Would you pull out every line of the material that contains the string "this"?

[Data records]
· · ·

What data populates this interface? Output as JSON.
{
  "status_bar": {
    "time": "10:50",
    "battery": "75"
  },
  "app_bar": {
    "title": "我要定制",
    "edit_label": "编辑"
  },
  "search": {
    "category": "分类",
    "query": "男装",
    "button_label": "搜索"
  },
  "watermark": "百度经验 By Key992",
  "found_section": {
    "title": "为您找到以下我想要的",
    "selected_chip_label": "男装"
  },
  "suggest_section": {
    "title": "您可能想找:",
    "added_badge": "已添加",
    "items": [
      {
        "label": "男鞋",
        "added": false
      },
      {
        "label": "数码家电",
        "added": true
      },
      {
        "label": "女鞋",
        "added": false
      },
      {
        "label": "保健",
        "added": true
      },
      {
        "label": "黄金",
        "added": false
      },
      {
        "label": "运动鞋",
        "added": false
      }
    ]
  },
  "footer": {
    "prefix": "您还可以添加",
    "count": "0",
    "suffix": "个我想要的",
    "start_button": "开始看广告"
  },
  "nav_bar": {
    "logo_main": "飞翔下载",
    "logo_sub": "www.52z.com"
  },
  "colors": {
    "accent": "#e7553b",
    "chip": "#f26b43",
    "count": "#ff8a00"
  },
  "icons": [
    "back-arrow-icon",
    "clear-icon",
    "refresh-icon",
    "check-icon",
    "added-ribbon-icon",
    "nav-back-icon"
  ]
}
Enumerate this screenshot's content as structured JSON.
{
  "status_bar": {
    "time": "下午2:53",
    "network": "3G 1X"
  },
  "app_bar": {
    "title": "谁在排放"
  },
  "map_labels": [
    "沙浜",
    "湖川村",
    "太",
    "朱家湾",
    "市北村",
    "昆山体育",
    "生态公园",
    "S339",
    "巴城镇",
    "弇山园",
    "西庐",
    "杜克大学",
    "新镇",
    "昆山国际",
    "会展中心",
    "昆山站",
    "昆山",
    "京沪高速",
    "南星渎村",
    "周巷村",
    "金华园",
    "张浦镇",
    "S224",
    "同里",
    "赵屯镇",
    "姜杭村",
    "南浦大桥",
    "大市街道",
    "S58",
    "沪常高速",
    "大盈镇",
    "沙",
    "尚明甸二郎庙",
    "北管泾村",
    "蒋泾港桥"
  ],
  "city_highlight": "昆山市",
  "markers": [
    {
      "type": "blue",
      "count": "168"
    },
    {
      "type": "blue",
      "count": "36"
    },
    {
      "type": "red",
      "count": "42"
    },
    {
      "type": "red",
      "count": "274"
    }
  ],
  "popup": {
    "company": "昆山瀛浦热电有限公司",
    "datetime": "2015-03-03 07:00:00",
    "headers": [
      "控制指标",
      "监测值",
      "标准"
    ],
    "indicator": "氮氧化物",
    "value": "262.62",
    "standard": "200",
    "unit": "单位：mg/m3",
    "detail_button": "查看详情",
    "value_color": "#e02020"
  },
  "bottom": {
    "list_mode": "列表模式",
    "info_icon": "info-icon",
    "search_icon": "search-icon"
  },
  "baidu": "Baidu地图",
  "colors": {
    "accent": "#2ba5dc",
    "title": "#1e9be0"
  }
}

· · ·

### Exercise response:
What data populates this interface? Output as JSON.
Enumerate this screenshot's content as structured JSON.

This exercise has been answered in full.